(Dataset entries)
— BEGIN —

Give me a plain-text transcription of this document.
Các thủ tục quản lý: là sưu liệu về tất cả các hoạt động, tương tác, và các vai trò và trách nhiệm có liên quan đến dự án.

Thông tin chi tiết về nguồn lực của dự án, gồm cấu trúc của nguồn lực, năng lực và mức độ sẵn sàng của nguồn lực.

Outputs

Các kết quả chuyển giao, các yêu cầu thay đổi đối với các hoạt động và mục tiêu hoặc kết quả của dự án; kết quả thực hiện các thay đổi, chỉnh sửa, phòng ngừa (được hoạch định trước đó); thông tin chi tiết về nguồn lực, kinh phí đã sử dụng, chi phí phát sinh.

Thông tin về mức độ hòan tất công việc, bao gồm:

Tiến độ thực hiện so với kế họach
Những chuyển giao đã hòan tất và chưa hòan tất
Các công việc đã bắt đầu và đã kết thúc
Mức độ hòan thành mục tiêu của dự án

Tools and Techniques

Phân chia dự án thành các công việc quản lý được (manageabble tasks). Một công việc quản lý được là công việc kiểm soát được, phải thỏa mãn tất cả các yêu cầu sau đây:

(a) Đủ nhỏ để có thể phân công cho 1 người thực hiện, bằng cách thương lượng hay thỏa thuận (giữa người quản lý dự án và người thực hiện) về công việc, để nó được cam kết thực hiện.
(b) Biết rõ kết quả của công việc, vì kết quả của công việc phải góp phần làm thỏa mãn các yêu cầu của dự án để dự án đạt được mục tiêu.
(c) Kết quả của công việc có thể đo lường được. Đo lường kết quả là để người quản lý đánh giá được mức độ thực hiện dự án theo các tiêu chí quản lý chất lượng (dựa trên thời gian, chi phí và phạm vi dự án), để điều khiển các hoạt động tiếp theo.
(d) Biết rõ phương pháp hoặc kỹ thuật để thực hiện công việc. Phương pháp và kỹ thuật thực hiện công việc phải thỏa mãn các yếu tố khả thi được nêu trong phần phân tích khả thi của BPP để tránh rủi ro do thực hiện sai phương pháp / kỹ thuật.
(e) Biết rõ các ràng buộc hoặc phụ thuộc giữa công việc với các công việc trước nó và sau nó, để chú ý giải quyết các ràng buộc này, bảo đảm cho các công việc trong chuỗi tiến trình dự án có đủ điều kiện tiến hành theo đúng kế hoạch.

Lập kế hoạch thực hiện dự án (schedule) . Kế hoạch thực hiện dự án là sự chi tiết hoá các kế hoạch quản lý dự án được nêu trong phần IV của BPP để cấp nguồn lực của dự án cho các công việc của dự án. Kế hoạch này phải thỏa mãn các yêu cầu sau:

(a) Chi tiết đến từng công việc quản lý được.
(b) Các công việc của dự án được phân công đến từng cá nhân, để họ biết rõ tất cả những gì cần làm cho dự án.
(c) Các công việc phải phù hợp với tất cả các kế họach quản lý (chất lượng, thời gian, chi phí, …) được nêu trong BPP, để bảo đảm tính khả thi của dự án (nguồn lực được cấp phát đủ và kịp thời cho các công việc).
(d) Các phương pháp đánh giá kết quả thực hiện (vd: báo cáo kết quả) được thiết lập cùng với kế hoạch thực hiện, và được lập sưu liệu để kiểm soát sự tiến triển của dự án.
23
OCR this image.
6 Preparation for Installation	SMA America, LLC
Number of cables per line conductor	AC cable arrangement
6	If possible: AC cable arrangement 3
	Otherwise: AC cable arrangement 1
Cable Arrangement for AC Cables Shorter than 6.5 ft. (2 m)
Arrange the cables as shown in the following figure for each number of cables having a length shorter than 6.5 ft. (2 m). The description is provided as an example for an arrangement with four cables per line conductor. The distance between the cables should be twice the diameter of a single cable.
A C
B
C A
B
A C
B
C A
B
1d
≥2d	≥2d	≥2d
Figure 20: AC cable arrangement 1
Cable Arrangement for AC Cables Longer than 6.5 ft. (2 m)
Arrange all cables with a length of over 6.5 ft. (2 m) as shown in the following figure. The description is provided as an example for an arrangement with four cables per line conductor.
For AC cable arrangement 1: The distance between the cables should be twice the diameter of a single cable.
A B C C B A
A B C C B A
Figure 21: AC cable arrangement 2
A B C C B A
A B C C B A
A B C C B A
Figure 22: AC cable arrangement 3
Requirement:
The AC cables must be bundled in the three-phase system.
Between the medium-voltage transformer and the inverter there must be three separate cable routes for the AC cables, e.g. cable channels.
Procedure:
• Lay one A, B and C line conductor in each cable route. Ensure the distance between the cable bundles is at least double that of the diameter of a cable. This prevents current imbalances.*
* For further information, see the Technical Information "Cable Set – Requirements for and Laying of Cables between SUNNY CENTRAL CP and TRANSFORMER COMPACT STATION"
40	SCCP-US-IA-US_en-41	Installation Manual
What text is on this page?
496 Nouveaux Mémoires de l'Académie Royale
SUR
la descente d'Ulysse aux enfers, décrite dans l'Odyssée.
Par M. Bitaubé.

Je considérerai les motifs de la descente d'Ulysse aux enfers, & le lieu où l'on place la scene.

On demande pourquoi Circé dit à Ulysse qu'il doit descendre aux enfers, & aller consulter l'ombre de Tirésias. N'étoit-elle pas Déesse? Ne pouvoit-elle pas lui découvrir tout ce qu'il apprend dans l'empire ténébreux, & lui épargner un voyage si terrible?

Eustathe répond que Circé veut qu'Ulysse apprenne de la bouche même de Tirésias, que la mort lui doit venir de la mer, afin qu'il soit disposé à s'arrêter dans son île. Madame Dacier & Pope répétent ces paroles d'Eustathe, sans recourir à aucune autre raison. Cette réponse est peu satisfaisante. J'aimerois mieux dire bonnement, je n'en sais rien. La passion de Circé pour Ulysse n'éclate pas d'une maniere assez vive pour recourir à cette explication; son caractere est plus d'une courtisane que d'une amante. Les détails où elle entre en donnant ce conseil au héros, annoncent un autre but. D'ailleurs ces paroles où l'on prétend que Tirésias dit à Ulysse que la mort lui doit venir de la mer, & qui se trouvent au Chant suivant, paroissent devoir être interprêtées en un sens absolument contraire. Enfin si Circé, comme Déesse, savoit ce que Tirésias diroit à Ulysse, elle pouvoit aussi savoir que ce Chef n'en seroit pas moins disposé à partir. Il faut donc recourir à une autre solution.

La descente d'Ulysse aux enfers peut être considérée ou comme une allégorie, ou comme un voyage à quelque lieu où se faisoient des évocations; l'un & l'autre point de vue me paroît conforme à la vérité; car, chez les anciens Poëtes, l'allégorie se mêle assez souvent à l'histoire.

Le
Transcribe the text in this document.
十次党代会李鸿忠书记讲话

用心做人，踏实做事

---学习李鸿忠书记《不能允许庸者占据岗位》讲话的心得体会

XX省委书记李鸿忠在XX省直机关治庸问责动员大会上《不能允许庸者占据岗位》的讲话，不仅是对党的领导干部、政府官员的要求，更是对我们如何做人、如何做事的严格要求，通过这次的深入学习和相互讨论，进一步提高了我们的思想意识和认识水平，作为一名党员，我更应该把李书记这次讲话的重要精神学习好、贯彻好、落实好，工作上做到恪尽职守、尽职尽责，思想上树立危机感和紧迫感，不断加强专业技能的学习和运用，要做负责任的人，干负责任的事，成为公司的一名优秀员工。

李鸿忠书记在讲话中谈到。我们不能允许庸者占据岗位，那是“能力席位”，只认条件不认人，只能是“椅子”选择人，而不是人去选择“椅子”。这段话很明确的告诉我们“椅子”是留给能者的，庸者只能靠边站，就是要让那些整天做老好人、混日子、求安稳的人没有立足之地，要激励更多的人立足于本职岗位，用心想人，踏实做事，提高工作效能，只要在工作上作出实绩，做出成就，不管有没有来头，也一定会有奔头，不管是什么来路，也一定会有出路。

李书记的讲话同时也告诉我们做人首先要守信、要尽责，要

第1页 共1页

— END —

The exercise =
Restate every entry word for word.

The output =
Give me a plain-text transcription of this document.
Các thủ tục quản lý: là sưu liệu về tất cả các hoạt động, tương tác, và các vai trò và trách nhiệm có liên quan đến dự án.

Thông tin chi tiết về nguồn lực của dự án, gồm cấu trúc của nguồn lực, năng lực và mức độ sẵn sàng của nguồn lực.

Outputs

Các kết quả chuyển giao, các yêu cầu thay đổi đối với các hoạt động và mục tiêu hoặc kết quả của dự án; kết quả thực hiện các thay đổi, chỉnh sửa, phòng ngừa (được hoạch định trước đó); thông tin chi tiết về nguồn lực, kinh phí đã sử dụng, chi phí phát sinh.

Thông tin về mức độ hòan tất công việc, bao gồm:

Tiến độ thực hiện so với kế họach
Những chuyển giao đã hòan tất và chưa hòan tất
Các công việc đã bắt đầu và đã kết thúc
Mức độ hòan thành mục tiêu của dự án

Tools and Techniques

Phân chia dự án thành các công việc quản lý được (manageabble tasks). Một công việc quản lý được là công việc kiểm soát được, phải thỏa mãn tất cả các yêu cầu sau đây:

(a) Đủ nhỏ để có thể phân công cho 1 người thực hiện, bằng cách thương lượng hay thỏa thuận (giữa người quản lý dự án và người thực hiện) về công việc, để nó được cam kết thực hiện.
(b) Biết rõ kết quả của công việc, vì kết quả của công việc phải góp phần làm thỏa mãn các yêu cầu của dự án để dự án đạt được mục tiêu.
(c) Kết quả của công việc có thể đo lường được. Đo lường kết quả là để người quản lý đánh giá được mức độ thực hiện dự án theo các tiêu chí quản lý chất lượng (dựa trên thời gian, chi phí và phạm vi dự án), để điều khiển các hoạt động tiếp theo.
(d) Biết rõ phương pháp hoặc kỹ thuật để thực hiện công việc. Phương pháp và kỹ thuật thực hiện công việc phải thỏa mãn các yếu tố khả thi được nêu trong phần phân tích khả thi của BPP để tránh rủi ro do thực hiện sai phương pháp / kỹ thuật.
(e) Biết rõ các ràng buộc hoặc phụ thuộc giữa công việc với các công việc trước nó và sau nó, để chú ý giải quyết các ràng buộc này, bảo đảm cho các công việc trong chuỗi tiến trình dự án có đủ điều kiện tiến hành theo đúng kế hoạch.

Lập kế hoạch thực hiện dự án (schedule) . Kế hoạch thực hiện dự án là sự chi tiết hoá các kế hoạch quản lý dự án được nêu trong phần IV của BPP để cấp nguồn lực của dự án cho các công việc của dự án. Kế hoạch này phải thỏa mãn các yêu cầu sau:

(a) Chi tiết đến từng công việc quản lý được.
(b) Các công việc của dự án được phân công đến từng cá nhân, để họ biết rõ tất cả những gì cần làm cho dự án.
(c) Các công việc phải phù hợp với tất cả các kế họach quản lý (chất lượng, thời gian, chi phí, …) được nêu trong BPP, để bảo đảm tính khả thi của dự án (nguồn lực được cấp phát đủ và kịp thời cho các công việc).
(d) Các phương pháp đánh giá kết quả thực hiện (vd: báo cáo kết quả) được thiết lập cùng với kế hoạch thực hiện, và được lập sưu liệu để kiểm soát sự tiến triển của dự án.
23
OCR this image.
6 Preparation for Installation	SMA America, LLC
Number of cables per line conductor	AC cable arrangement
6	If possible: AC cable arrangement 3
	Otherwise: AC cable arrangement 1
Cable Arrangement for AC Cables Shorter than 6.5 ft. (2 m)
Arrange the cables as shown in the following figure for each number of cables having a length shorter than 6.5 ft. (2 m). The description is provided as an example for an arrangement with four cables per line conductor. The distance between the cables should be twice the diameter of a single cable.
A C
B
C A
B
A C
B
C A
B
1d
≥2d	≥2d	≥2d
Figure 20: AC cable arrangement 1
Cable Arrangement for AC Cables Longer than 6.5 ft. (2 m)
Arrange all cables with a length of over 6.5 ft. (2 m) as shown in the following figure. The description is provided as an example for an arrangement with four cables per line conductor.
For AC cable arrangement 1: The distance between the cables should be twice the diameter of a single cable.
A B C C B A
A B C C B A
Figure 21: AC cable arrangement 2
A B C C B A
A B C C B A
A B C C B A
Figure 22: AC cable arrangement 3
Requirement:
The AC cables must be bundled in the three-phase system.
Between the medium-voltage transformer and the inverter there must be three separate cable routes for the AC cables, e.g. cable channels.
Procedure:
• Lay one A, B and C line conductor in each cable route. Ensure the distance between the cable bundles is at least double that of the diameter of a cable. This prevents current imbalances.*
* For further information, see the Technical Information "Cable Set – Requirements for and Laying of Cables between SUNNY CENTRAL CP and TRANSFORMER COMPACT STATION"
40	SCCP-US-IA-US_en-41	Installation Manual
What text is on this page?
496 Nouveaux Mémoires de l'Académie Royale
SUR
la descente d'Ulysse aux enfers, décrite dans l'Odyssée.
Par M. Bitaubé.

Je considérerai les motifs de la descente d'Ulysse aux enfers, & le lieu où l'on place la scene.

On demande pourquoi Circé dit à Ulysse qu'il doit descendre aux enfers, & aller consulter l'ombre de Tirésias. N'étoit-elle pas Déesse? Ne pouvoit-elle pas lui découvrir tout ce qu'il apprend dans l'empire ténébreux, & lui épargner un voyage si terrible?

Eustathe répond que Circé veut qu'Ulysse apprenne de la bouche même de Tirésias, que la mort lui doit venir de la mer, afin qu'il soit disposé à s'arrêter dans son île. Madame Dacier & Pope répétent ces paroles d'Eustathe, sans recourir à aucune autre raison. Cette réponse est peu satisfaisante. J'aimerois mieux dire bonnement, je n'en sais rien. La passion de Circé pour Ulysse n'éclate pas d'une maniere assez vive pour recourir à cette explication; son caractere est plus d'une courtisane que d'une amante. Les détails où elle entre en donnant ce conseil au héros, annoncent un autre but. D'ailleurs ces paroles où l'on prétend que Tirésias dit à Ulysse que la mort lui doit venir de la mer, & qui se trouvent au Chant suivant, paroissent devoir être interprêtées en un sens absolument contraire. Enfin si Circé, comme Déesse, savoit ce que Tirésias diroit à Ulysse, elle pouvoit aussi savoir que ce Chef n'en seroit pas moins disposé à partir. Il faut donc recourir à une autre solution.

La descente d'Ulysse aux enfers peut être considérée ou comme une allégorie, ou comme un voyage à quelque lieu où se faisoient des évocations; l'un & l'autre point de vue me paroît conforme à la vérité; car, chez les anciens Poëtes, l'allégorie se mêle assez souvent à l'histoire.

Le
Transcribe the text in this document.
十次党代会李鸿忠书记讲话

用心做人，踏实做事

---学习李鸿忠书记《不能允许庸者占据岗位》讲话的心得体会

XX省委书记李鸿忠在XX省直机关治庸问责动员大会上《不能允许庸者占据岗位》的讲话，不仅是对党的领导干部、政府官员的要求，更是对我们如何做人、如何做事的严格要求，通过这次的深入学习和相互讨论，进一步提高了我们的思想意识和认识水平，作为一名党员，我更应该把李书记这次讲话的重要精神学习好、贯彻好、落实好，工作上做到恪尽职守、尽职尽责，思想上树立危机感和紧迫感，不断加强专业技能的学习和运用，要做负责任的人，干负责任的事，成为公司的一名优秀员工。

李鸿忠书记在讲话中谈到。我们不能允许庸者占据岗位，那是“能力席位”，只认条件不认人，只能是“椅子”选择人，而不是人去选择“椅子”。这段话很明确的告诉我们“椅子”是留给能者的，庸者只能靠边站，就是要让那些整天做老好人、混日子、求安稳的人没有立足之地，要激励更多的人立足于本职岗位，用心想人，踏实做事，提高工作效能，只要在工作上作出实绩，做出成就，不管有没有来头，也一定会有奔头，不管是什么来路，也一定会有出路。

李书记的讲话同时也告诉我们做人首先要守信、要尽责，要

第1页 共1页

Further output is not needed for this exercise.